● The task: All lines holding the string "feet" are to be shown.

● Recorded data:
- - -

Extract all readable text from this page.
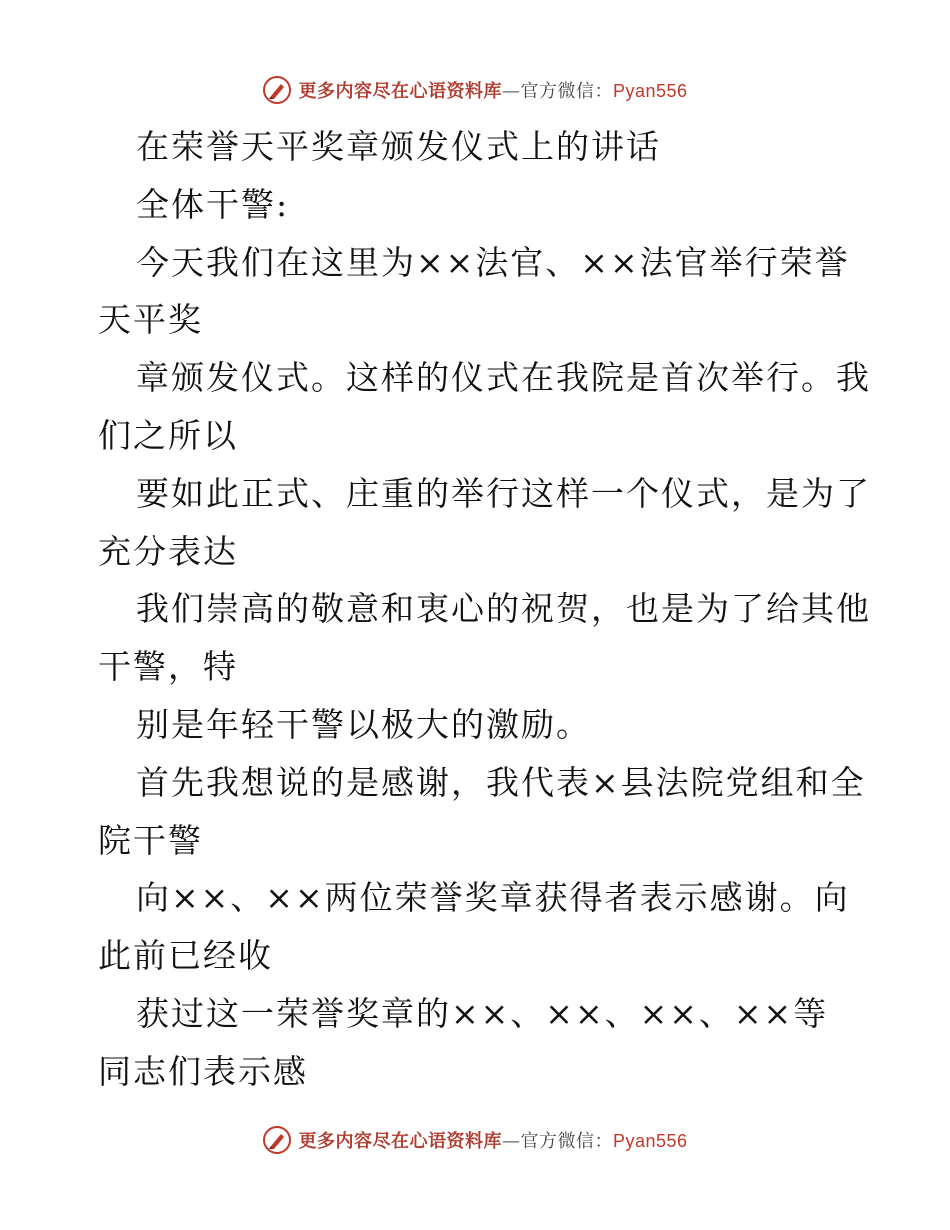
更多内容尽在心语资料库—官方微信：Pyan556
在荣誉天平奖章颁发仪式上的讲话
全体干警:
今天我们在这里为××法官、××法官举行荣誉
天平奖
章颁发仪式。这样的仪式在我院是首次举行。我
们之所以
要如此正式、庄重的举行这样一个仪式，是为了
充分表达
我们崇高的敬意和衷心的祝贺，也是为了给其他
干警，特
别是年轻干警以极大的激励。
首先我想说的是感谢，我代表×县法院党组和全
院干警
向××、××两位荣誉奖章获得者表示感谢。向
此前已经收
获过这一荣誉奖章的××、××、××、××等
同志们表示感
更多内容尽在心语资料库—官方微信：Pyan556
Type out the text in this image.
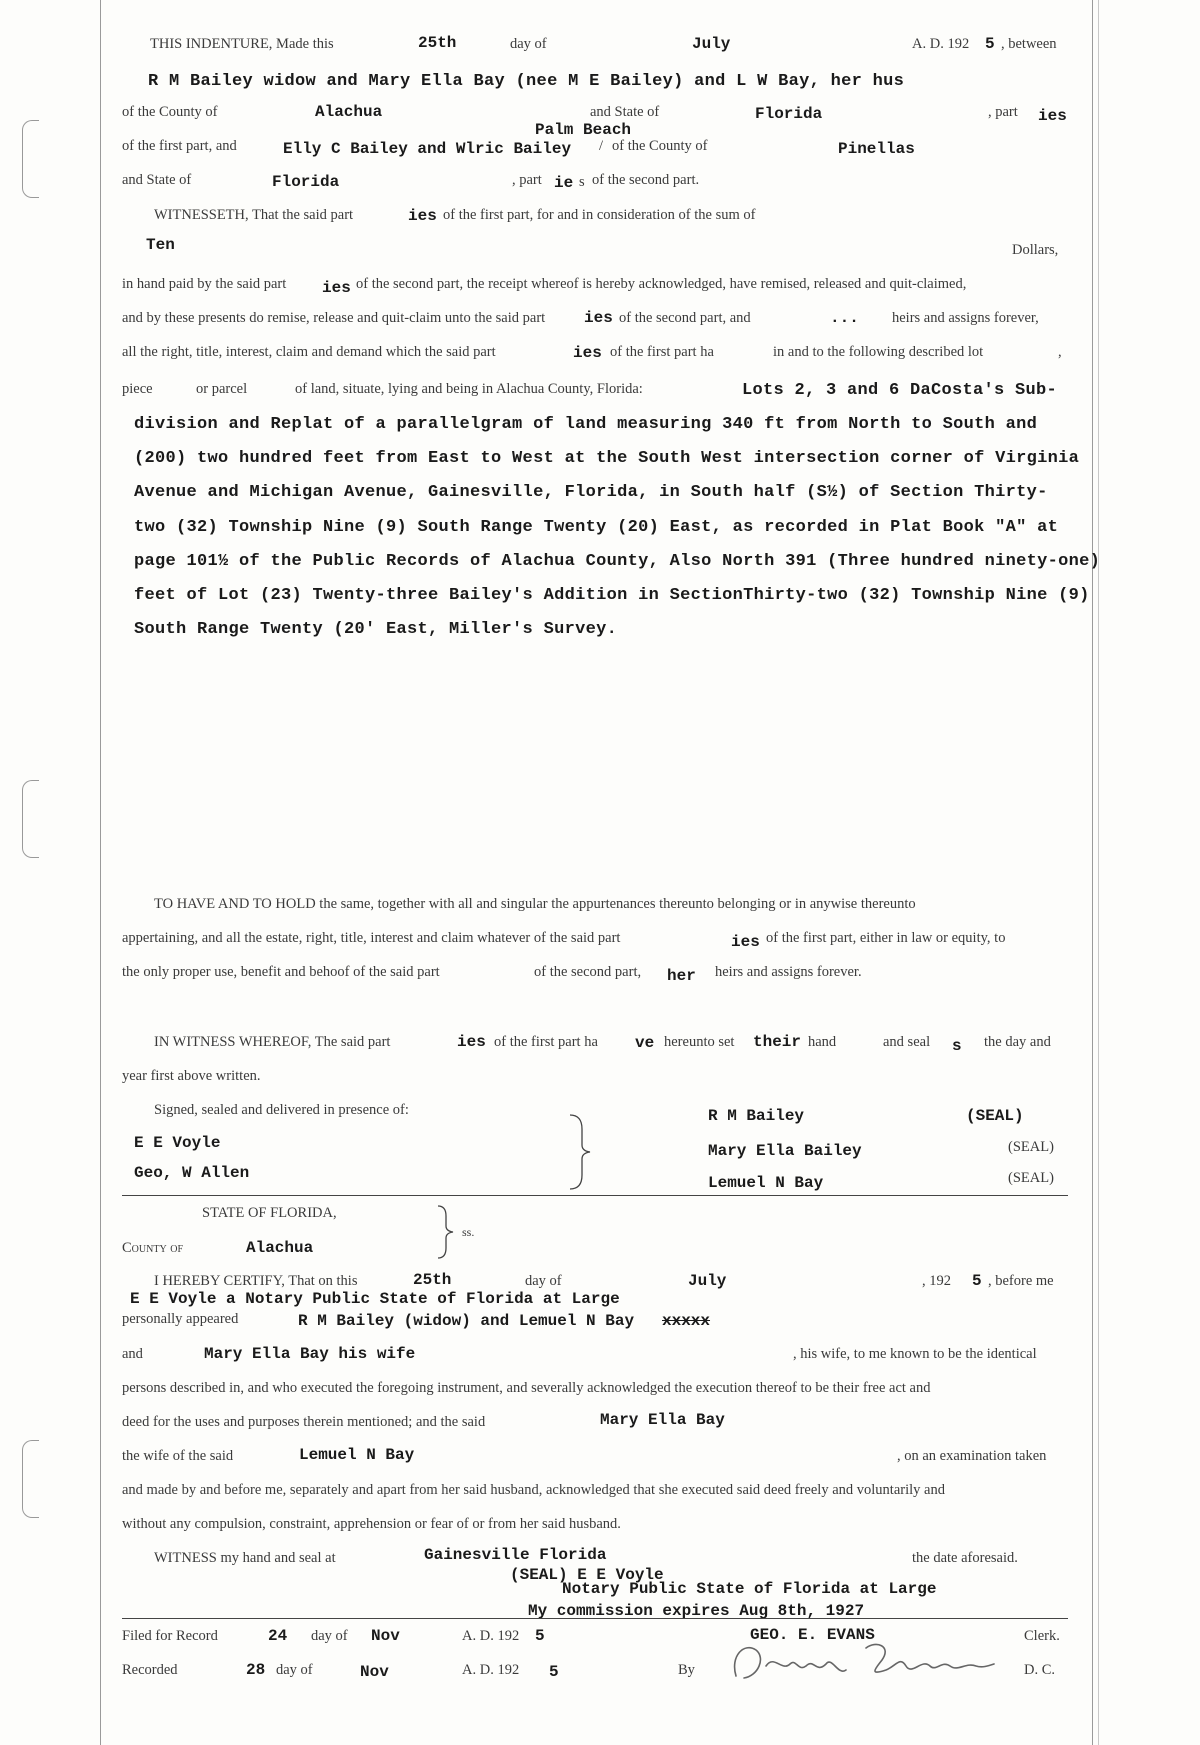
THIS INDENTURE, Made this	25th	day of	July	A. D. 192 5 , between
R M Bailey widow and Mary Ella Bay (nee M E Bailey) and L W Bay, her hus
of the County of	Alachua	and State of	Florida	, part ies
Palm Beach
of the first part, and	Elly C Bailey and Wlric Bailey / of the County of	Pinellas
and State of	Florida	, part ie s of the second part.
WITNESSETH, That the said part	ies of the first part, for and in consideration of the sum of
Ten	Dollars,
in hand paid by the said part ies of the second part, the receipt whereof is hereby acknowledged, have remised, released and quit-claimed,
and by these presents do remise, release and quit-claim unto the said part ies of the second part, and	... heirs and assigns forever,
all the right, title, interest, claim and demand which the said part	ies of the first part ha	in and to the following described lot	,
piece	or parcel	of land, situate, lying and being in Alachua County, Florida:	Lots 2, 3 and 6 DaCosta's Sub-
division and Replat of a parallelgram of land measuring 340 ft from North to South and
(200) two hundred feet from East to West at the South West intersection corner of Virginia
Avenue and Michigan Avenue, Gainesville, Florida, in South half (S½) of Section Thirty-
two (32) Township Nine (9) South Range Twenty (20) East, as recorded in Plat Book "A" at
page 101½ of the Public Records of Alachua County, Also North 391 (Three hundred ninety-one)
feet of Lot (23) Twenty-three Bailey's Addition in SectionThirty-two (32) Township Nine (9)
South Range Twenty (20' East, Miller's Survey.
TO HAVE AND TO HOLD the same, together with all and singular the appurtenances thereunto belonging or in anywise thereunto
appertaining, and all the estate, right, title, interest and claim whatever of the said part	ies of the first part, either in law or equity, to
the only proper use, benefit and behoof of the said part	of the second part, her heirs and assigns forever.
IN WITNESS WHEREOF, The said part	ies of the first part ha ve hereunto set their hand	and seal s the day and
year first above written.
Signed, sealed and delivered in presence of:
E E Voyle
Geo, W Allen
R M Bailey	(SEAL)
Mary Ella Bailey	(SEAL)
Lemuel N Bay	(SEAL)
STATE OF FLORIDA,
County of	Alachua
ss.
I HEREBY CERTIFY, That on this	25th	day of	July	, 192 5 , before me
E E Voyle a Notary Public State of Florida at Large
personally appeared	R M Bailey (widow) and Lemuel N Bay xxxxx
and	Mary Ella Bay his wife	, his wife, to me known to be the identical
persons described in, and who executed the foregoing instrument, and severally acknowledged the execution thereof to be their free act and
deed for the uses and purposes therein mentioned; and the said	Mary Ella Bay
the wife of the said	Lemuel N Bay	, on an examination taken
and made by and before me, separately and apart from her said husband, acknowledged that she executed said deed freely and voluntarily and
without any compulsion, constraint, apprehension or fear of or from her said husband.
WITNESS my hand and seal at	Gainesville Florida	the date aforesaid.
(SEAL) E E Voyle
Notary Public State of Florida at Large
My commission expires Aug 8th, 1927
Filed for Record	24 day of Nov	A. D. 192 5	GEO. E. EVANS	Clerk.
Recorded	28 day of	Nov	A. D. 192 5	By	D. C.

- - -

● Solution to the exercise:
(200) two hundred feet from East to West at the South West intersection corner of Virginia
feet of Lot (23) Twenty-three Bailey's Addition in SectionThirty-two (32) Township Nine (9)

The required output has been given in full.